◆ **Data listing**

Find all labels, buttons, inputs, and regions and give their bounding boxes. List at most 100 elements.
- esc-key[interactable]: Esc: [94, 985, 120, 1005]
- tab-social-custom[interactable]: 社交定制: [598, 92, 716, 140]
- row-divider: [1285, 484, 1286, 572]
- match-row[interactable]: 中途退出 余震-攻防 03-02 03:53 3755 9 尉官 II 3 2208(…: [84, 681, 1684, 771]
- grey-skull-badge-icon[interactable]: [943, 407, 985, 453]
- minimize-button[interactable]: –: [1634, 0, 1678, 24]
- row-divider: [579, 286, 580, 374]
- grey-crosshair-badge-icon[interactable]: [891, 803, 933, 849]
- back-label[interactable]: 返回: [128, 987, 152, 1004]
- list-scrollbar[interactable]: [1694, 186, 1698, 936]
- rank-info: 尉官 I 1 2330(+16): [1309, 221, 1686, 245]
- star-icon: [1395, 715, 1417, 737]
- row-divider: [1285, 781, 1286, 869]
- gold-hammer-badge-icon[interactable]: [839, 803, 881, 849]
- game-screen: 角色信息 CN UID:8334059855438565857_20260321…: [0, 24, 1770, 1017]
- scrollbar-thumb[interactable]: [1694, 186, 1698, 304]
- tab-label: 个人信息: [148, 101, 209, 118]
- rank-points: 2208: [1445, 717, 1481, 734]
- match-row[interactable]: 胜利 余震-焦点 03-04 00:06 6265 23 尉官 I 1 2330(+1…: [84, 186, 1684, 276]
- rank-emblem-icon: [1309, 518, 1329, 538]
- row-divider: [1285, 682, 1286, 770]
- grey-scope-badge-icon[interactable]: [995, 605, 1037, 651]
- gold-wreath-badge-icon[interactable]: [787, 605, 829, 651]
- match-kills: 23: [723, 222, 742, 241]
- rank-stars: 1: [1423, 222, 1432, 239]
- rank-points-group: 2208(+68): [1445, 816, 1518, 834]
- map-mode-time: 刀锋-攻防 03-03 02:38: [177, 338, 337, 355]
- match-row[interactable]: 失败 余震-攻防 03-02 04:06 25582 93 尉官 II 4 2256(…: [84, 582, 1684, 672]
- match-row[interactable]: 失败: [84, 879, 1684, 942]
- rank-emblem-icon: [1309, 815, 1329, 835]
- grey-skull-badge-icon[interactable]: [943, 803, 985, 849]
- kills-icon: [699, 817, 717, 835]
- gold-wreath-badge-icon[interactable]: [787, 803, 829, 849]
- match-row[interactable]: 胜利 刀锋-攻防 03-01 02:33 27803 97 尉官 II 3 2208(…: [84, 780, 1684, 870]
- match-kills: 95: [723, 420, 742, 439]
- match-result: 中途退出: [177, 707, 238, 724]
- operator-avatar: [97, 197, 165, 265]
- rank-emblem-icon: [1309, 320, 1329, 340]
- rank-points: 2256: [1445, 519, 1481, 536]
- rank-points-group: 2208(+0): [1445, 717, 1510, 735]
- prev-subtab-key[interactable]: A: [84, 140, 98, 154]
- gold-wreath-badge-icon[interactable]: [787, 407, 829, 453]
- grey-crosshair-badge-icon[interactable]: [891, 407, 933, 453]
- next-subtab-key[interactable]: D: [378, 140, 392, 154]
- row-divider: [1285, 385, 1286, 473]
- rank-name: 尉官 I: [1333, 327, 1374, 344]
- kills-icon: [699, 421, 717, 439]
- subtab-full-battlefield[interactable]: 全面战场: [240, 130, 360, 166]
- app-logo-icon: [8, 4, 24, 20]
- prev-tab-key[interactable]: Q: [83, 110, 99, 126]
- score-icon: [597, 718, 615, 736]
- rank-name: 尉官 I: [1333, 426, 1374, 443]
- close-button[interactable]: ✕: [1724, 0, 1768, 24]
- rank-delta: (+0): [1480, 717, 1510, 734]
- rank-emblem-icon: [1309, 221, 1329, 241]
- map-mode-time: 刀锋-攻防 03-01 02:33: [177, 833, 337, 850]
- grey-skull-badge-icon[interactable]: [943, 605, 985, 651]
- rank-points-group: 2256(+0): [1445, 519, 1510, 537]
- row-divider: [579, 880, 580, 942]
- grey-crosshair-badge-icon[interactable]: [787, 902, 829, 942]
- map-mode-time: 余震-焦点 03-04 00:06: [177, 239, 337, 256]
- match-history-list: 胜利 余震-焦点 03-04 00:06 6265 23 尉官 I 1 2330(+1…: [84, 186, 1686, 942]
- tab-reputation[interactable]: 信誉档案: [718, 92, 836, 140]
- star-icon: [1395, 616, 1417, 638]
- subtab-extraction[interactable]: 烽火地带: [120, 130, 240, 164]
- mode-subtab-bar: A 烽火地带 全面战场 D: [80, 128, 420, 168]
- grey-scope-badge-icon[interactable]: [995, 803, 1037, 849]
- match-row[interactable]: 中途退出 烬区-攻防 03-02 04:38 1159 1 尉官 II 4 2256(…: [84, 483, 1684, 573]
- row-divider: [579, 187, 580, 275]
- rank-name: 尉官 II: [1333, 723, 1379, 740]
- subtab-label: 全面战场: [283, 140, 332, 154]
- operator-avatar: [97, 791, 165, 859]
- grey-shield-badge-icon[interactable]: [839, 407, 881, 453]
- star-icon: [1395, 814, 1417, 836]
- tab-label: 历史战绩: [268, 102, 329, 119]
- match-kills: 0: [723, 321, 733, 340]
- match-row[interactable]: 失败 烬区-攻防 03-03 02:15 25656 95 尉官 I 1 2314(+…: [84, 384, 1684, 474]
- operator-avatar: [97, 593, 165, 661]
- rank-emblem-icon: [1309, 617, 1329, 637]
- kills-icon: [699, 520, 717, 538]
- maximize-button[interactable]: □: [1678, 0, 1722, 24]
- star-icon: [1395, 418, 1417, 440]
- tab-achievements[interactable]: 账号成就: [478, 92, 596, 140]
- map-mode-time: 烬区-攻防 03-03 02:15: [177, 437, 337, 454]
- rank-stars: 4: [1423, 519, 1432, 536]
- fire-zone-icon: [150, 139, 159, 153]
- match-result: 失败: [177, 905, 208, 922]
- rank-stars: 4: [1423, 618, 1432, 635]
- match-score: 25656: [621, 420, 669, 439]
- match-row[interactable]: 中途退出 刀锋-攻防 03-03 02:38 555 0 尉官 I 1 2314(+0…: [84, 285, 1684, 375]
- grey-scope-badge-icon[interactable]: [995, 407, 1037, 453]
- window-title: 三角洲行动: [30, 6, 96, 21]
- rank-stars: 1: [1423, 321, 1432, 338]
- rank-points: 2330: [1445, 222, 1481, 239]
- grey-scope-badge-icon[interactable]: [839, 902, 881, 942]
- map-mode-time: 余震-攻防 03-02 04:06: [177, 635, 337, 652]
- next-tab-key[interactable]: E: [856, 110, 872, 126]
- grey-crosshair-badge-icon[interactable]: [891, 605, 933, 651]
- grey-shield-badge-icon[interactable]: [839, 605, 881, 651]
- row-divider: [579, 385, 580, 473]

◆ **What to do**
Quote word for word the lines of the entries from the very first line through the line that contains "- match-row[interactable]: 中途退出 余震-攻防", including both of those lines.

◆ **Reply**
Find all labels, buttons, inputs, and regions and give their bounding boxes. List at most 100 elements.
- esc-key[interactable]: Esc: [94, 985, 120, 1005]
- tab-social-custom[interactable]: 社交定制: [598, 92, 716, 140]
- row-divider: [1285, 484, 1286, 572]
- match-row[interactable]: 中途退出 余震-攻防 03-02 03:53 3755 9 尉官 II 3 2208(…: [84, 681, 1684, 771]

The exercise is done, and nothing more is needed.